[Supplied passage Boundary: Start]
Pipe was a Belgian automobile manufacturer founded by the brothers Alfred and Victor Goldschmidt. The company was also known as Compagnie Belge de Construction Automobiles.

In 1900 they presented their first car in Brussels under the name Pipe. This model was similar to cars made by Panhard & Levassor. This Pipe car was powered by a two-cylinder engine.

In 1901, a sporty model was made, the Pipe 15 CV, with a four-cylinder engine. This model was a good design to use in racing, and was used in the Paris to Berlin race. Pipe also built cars with more powerful engines, such as the Pipe 90 CV from 1903, and the Pipe 60 CV from 1904. The latter model had a 13.5-litre four-cylinder engine.

In 1907, over 300 cars of the types 28, 50 and 80 CV were sold. Because of this, Pipe became one of the largest Belgian car manufacturers. Pipe cars were not only sold in Belgium, but they were exported to many different countries.

During the First World War, the factory was partly destroyed. Only in 1921 did it resume car manufacture. In that year, Pipe presented two new models, with 3.0 and 9.0 litre, but these models were presented badly. The management decided to switch to the manufacture of trucks instead. Under the Bovy-Pipe label, trucks were built and sold until 1950. But the company had already been taken over by Brossel in 1930.
[Supplied passage Boundary: End]
[Given data Boundary: Start]
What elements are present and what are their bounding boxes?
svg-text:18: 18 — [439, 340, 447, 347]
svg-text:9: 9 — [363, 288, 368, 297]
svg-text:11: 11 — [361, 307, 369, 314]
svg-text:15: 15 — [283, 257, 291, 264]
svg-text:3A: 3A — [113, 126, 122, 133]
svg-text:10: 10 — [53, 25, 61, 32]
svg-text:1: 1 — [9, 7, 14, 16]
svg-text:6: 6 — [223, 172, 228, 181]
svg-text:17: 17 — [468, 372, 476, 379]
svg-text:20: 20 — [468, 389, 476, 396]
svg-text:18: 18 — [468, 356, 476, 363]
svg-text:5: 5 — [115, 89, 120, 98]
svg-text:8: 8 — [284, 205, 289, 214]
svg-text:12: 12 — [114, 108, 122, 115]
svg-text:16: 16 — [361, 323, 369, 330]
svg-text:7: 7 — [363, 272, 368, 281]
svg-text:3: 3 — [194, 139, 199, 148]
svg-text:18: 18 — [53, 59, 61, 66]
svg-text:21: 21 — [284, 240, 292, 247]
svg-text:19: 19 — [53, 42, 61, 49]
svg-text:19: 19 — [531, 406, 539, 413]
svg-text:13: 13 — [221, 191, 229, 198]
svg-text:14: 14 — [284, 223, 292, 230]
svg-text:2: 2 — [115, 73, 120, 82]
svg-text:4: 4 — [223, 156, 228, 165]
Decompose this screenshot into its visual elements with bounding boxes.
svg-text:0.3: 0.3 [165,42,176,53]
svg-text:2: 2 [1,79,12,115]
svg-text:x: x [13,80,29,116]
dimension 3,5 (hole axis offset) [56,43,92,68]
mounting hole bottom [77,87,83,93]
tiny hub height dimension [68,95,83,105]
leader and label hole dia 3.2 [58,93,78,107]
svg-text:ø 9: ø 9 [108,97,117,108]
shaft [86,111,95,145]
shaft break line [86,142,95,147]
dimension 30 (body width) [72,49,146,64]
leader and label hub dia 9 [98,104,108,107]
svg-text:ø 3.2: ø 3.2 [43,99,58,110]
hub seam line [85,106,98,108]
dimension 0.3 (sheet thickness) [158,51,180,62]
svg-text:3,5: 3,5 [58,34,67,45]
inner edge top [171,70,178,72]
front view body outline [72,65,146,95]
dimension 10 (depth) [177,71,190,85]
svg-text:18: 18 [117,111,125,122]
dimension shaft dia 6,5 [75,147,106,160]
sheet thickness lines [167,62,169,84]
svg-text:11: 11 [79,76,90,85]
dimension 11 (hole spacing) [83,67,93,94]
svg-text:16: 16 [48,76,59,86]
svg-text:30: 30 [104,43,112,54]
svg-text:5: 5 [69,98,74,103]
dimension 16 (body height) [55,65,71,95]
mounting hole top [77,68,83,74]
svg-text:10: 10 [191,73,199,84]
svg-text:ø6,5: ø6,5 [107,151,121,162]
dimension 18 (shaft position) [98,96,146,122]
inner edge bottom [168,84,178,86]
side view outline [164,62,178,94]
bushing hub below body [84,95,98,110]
[Given data Boundary: End]
Exercise instructions
Write out the part of the passage about Pipe that opens with "In 1907, over" and closes with "Brossel in 1930.", swapping "factory" for "plant". The records are separate material with no connection to the passage about Pipe.

Answer for the task
In 1907, over 300 cars of the types 28, 50 and 80 CV were sold. Because of this, Pipe became one of the largest Belgian car manufacturers. Pipe cars were not only sold in Belgium, but they were exported to many different countries.

During the First World War, the plant was partly destroyed. Only in 1921 did it resume car manufacture. In that year, Pipe presented two new models, with 3.0 and 9.0 litre, but these models were presented badly. The management decided to switch to the manufacture of trucks instead. Under the Bovy-Pipe label, trucks were built and sold until 1950. But the company had already been taken over by Brossel in 1930.